## What is needed
Locate every line in the records below that contains the word "mortgagee", and copy each one.

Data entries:
------------------------------

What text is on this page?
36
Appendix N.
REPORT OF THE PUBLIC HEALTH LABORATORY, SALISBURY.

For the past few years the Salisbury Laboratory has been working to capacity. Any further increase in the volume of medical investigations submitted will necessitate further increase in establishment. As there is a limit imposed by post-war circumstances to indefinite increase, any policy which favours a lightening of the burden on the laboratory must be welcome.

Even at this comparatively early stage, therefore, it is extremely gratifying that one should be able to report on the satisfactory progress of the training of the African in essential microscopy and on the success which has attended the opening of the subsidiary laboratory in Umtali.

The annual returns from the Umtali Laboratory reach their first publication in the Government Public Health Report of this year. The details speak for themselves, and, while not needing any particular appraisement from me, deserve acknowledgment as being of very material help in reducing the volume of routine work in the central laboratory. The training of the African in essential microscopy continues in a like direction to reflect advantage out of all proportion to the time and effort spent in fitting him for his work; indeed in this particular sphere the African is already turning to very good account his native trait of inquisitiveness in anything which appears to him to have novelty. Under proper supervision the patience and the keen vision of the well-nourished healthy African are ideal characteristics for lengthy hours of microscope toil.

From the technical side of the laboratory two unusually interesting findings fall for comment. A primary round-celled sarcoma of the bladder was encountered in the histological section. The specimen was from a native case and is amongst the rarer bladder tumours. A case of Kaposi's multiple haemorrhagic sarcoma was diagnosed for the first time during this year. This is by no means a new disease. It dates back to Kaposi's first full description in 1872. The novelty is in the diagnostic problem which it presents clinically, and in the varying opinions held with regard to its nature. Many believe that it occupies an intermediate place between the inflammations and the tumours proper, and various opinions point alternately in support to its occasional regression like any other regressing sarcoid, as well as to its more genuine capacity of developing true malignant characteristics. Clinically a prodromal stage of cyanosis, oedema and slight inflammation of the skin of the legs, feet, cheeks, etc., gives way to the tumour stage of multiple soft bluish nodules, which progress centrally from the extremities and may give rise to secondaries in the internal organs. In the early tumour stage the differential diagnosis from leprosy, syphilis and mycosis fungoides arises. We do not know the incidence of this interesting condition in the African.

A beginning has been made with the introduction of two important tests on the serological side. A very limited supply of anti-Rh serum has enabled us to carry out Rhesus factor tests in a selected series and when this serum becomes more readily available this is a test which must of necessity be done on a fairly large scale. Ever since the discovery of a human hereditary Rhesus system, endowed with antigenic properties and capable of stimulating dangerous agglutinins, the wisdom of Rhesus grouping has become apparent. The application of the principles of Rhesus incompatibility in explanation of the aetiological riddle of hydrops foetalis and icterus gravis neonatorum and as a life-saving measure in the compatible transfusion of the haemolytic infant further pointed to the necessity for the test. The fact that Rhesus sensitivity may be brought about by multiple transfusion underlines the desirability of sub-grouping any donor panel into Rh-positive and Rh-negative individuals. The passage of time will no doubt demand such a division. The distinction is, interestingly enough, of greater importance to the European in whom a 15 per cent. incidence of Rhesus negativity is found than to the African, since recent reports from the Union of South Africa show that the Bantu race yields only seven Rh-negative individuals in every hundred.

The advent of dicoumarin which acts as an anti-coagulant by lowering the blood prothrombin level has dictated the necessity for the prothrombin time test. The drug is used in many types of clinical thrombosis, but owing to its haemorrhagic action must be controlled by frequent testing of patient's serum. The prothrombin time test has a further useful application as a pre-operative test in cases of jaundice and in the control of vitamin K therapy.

------------------------------

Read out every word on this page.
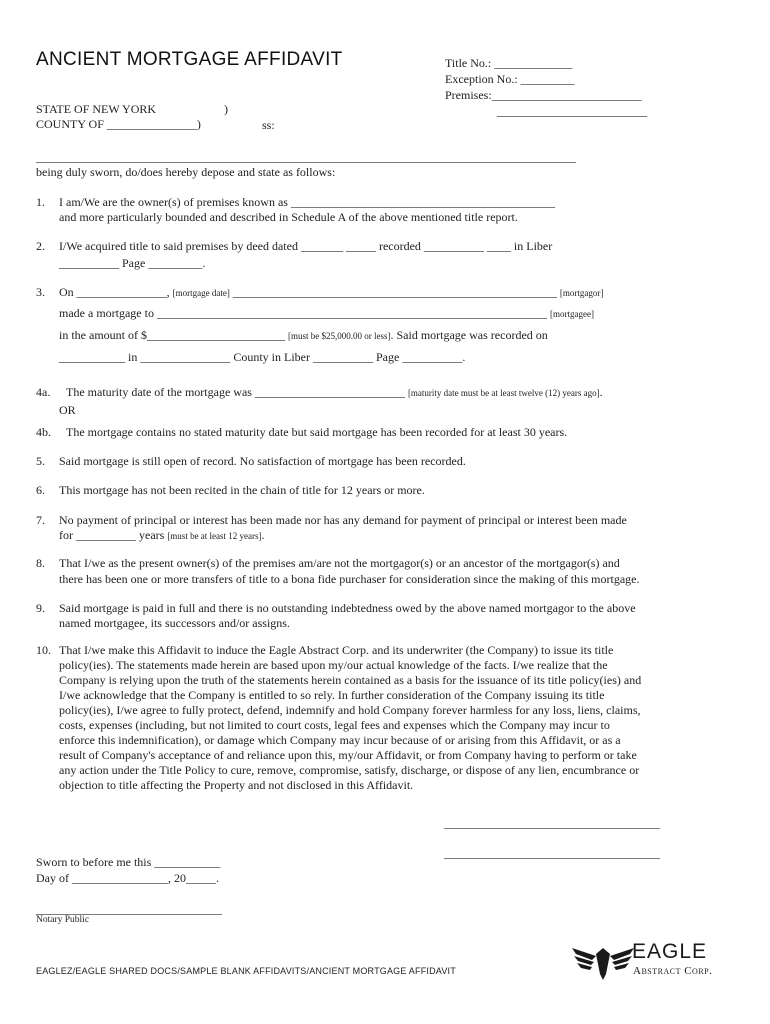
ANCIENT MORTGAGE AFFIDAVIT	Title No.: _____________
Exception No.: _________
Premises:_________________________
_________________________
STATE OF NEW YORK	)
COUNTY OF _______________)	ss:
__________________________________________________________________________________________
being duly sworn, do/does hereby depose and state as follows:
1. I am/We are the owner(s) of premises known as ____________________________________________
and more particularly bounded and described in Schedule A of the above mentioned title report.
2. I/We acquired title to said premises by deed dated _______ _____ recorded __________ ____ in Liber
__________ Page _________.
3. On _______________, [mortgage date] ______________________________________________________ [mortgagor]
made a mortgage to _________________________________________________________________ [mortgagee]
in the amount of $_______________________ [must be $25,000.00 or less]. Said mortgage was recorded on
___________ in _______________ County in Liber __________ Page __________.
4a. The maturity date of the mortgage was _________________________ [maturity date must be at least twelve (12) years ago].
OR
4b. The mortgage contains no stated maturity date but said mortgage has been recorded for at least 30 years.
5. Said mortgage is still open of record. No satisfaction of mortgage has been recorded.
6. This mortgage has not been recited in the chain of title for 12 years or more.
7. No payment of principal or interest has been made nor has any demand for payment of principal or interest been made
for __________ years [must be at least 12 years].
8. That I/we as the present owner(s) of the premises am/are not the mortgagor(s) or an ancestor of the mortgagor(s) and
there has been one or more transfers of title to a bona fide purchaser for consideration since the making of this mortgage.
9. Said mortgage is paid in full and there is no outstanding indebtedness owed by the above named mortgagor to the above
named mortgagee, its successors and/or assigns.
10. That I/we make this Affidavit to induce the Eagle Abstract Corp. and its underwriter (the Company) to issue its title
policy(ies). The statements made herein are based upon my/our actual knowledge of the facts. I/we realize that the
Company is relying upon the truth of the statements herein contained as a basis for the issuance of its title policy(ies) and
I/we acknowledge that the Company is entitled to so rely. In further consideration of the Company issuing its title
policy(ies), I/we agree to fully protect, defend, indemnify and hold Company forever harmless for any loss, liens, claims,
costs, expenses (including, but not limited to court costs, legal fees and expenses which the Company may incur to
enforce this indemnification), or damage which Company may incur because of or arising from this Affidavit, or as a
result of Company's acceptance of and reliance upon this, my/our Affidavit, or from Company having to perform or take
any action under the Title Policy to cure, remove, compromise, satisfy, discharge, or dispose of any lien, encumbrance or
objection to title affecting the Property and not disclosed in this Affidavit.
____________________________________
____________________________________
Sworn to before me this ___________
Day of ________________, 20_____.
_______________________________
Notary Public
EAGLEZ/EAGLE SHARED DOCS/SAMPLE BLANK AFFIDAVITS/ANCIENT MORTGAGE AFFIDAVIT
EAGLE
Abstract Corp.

------------------------------

## Task output
made a mortgage to _________________________________________________________________ [mortgagee]
named mortgagee, its successors and/or assigns.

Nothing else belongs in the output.